● Exercise 1
From the first line of the listing up to and including the line containing "x-tick-label: 27.05.2025 <box>122", copy every line of the listing unchanged.

● Document extract
--- START ---

Linear Models

Timothy Helton


Imports


In [ ]:
import os
import os.path as osp

import matplotlib.pyplot as plt
from mpl_toolkits.mplot3d import Axes3D
import numpy as np
import pandas as pd
from sklearn.linear_model import LinearRegression
import seaborn as sns
import statsmodels.formula.api as smf
from statsmodels.graphics.regressionplots import influence_plot
from statsmodels.sandbox.regression.predstd import wls_prediction_std

from k2datascience.utils import ax_formatter, save_fig, size

from IPython.core.interactiveshell import InteractiveShell
InteractiveShell.ast_node_interactivity = "all"
%matplotlib inline

Load Data


In [ ]:
data_dir = osp.realpath(osp.join(os.getcwd(), '..', 'data',
                                 'linear_regression'))

Batting


In [ ]:
batting = pd.read_csv(osp.join(data_dir, 'batting.csv'))
category_cols = (
    'stint',
    'league_id',
    'triple',
    'cs',
    'ibb',
    'hbp',
    'sf',
    'g_idp',
)
for col in category_cols:
    batting.loc[:, col] = batting.loc[:, col].astype('category')

batting.info()
batting.head()
batting.describe()

Player


In [ ]:
player = pd.read_csv(osp.join(data_dir, 'player.csv'))

--- END ---

● Supplied records
--- START ---

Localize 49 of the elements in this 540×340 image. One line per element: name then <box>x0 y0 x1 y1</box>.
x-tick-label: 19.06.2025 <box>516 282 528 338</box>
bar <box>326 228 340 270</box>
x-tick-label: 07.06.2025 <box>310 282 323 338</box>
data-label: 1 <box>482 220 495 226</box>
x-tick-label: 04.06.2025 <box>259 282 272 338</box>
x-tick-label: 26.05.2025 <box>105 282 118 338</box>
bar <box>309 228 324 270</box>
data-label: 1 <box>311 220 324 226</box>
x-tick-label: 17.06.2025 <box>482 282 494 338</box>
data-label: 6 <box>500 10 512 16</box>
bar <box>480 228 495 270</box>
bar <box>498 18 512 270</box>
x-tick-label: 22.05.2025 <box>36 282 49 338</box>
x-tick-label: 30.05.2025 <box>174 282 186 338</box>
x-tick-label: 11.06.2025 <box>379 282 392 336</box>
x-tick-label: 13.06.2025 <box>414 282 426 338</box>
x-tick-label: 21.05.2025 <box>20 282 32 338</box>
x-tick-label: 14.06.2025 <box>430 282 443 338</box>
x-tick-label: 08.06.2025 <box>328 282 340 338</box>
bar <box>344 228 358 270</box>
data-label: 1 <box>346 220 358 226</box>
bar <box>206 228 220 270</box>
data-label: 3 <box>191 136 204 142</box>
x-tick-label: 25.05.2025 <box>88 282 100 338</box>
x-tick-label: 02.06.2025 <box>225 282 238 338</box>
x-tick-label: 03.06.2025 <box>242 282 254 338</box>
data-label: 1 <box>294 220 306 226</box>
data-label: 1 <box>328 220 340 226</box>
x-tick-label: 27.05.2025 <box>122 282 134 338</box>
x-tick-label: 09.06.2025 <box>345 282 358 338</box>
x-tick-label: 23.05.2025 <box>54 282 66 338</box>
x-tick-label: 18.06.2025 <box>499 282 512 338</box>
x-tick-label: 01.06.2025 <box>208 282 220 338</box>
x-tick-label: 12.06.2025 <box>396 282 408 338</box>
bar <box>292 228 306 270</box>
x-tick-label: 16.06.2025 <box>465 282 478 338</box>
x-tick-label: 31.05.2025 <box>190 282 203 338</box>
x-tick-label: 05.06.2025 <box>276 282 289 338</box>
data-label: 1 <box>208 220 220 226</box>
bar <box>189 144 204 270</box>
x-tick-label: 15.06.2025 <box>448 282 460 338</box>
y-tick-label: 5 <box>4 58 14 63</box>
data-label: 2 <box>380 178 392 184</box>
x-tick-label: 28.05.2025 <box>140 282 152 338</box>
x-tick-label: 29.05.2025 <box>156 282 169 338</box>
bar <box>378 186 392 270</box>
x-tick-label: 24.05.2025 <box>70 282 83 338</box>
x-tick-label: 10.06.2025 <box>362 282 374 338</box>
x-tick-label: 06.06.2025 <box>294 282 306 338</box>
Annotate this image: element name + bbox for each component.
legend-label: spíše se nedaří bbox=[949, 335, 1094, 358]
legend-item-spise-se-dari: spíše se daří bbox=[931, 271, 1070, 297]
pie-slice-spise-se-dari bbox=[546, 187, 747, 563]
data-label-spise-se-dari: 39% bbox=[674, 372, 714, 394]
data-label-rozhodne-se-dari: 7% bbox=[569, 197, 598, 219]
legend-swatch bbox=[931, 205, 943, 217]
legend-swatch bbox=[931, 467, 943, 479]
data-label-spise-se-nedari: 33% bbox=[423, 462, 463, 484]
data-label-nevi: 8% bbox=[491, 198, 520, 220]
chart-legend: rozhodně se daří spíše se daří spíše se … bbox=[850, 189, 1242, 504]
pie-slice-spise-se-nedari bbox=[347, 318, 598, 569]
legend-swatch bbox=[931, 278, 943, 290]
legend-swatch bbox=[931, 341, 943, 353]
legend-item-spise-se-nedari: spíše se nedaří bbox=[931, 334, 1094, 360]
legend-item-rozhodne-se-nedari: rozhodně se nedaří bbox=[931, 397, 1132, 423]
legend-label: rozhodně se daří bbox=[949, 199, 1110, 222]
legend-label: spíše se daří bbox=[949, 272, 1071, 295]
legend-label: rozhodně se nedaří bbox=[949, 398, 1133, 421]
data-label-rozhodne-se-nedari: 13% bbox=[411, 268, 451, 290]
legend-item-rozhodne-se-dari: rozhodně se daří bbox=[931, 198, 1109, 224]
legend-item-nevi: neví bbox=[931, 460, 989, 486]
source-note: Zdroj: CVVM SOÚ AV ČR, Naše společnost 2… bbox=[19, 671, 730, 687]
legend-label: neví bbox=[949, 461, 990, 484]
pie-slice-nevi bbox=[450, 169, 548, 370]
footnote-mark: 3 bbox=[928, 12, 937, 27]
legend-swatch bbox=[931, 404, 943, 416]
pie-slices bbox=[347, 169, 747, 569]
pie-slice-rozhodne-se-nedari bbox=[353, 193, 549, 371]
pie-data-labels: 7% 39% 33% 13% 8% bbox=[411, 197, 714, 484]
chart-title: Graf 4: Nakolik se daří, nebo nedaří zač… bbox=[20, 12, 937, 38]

--- END ---

● Exercise 2
Continue the linear models notebook from where it stops.

● Expected output 1
Localize 49 of the elements in this 540×340 image. One line per element: name then <box>x0 y0 x1 y1</box>.
x-tick-label: 19.06.2025 <box>516 282 528 338</box>
bar <box>326 228 340 270</box>
x-tick-label: 07.06.2025 <box>310 282 323 338</box>
data-label: 1 <box>482 220 495 226</box>
x-tick-label: 04.06.2025 <box>259 282 272 338</box>
x-tick-label: 26.05.2025 <box>105 282 118 338</box>
bar <box>309 228 324 270</box>
data-label: 1 <box>311 220 324 226</box>
x-tick-label: 17.06.2025 <box>482 282 494 338</box>
data-label: 6 <box>500 10 512 16</box>
bar <box>480 228 495 270</box>
bar <box>498 18 512 270</box>
x-tick-label: 22.05.2025 <box>36 282 49 338</box>
x-tick-label: 30.05.2025 <box>174 282 186 338</box>
x-tick-label: 11.06.2025 <box>379 282 392 336</box>
x-tick-label: 13.06.2025 <box>414 282 426 338</box>
x-tick-label: 21.05.2025 <box>20 282 32 338</box>
x-tick-label: 14.06.2025 <box>430 282 443 338</box>
x-tick-label: 08.06.2025 <box>328 282 340 338</box>
bar <box>344 228 358 270</box>
data-label: 1 <box>346 220 358 226</box>
bar <box>206 228 220 270</box>
data-label: 3 <box>191 136 204 142</box>
x-tick-label: 25.05.2025 <box>88 282 100 338</box>
x-tick-label: 02.06.2025 <box>225 282 238 338</box>
x-tick-label: 03.06.2025 <box>242 282 254 338</box>
data-label: 1 <box>294 220 306 226</box>
data-label: 1 <box>328 220 340 226</box>
x-tick-label: 27.05.2025 <box>122 282 134 338</box>

● Expected output 2
category_cols = (
    'bats',
    'birth_month',
    'death_month',
    'throws',
)
for col in category_cols:
    player.loc[:, col] = player.loc[:, col].astype('category')

player.info()
player.head()
player.describe()

Salary


In [ ]:
salary = pd.read_csv(osp.join(data_dir, 'salary.csv'))
category_cols = (
    'team_id',
    'league_id',
)
for col in category_cols:
    salary.loc[:, col] = salary.loc[:, col].astype('category')

salary.info()
salary.head()
salary.describe()

Team


In [ ]:
team = pd.read_csv(osp.join(data_dir, 'team.csv'))
category_cols = (
    'league_id',
    'div_id',
    'div_win',
    'lg_win',
    'rank',
    'team_id',
    'wc_win',
    'ws_win',
)
for col in category_cols:
    team.loc[:, col] = team.loc[:, col].astype('category')

team.info()
team.head()
team.describe()

Exercise 1:

  1. Compute the correlation between mean salary and year.
  2. Generate a graph of mean salary per year.

In [ ]:
mean_salary = (salary
               .groupby('year')
               .mean()
               .reset_index())
mean_salary.corr()

In [ ]:
ax = mean_salary.plot(x='year', y='salary', figsize=(8, 6),
                      label='Mean Salary')

ax.set_title('Mean Salary vs Year', fontsize=size['title'])
ax.legend(fontsize=size['legend'])
ax.set_xlabel('Year', fontsize=size['label'])
ax.set_ylabel('Mean Salary (x $1000)', fontsize= size['label'])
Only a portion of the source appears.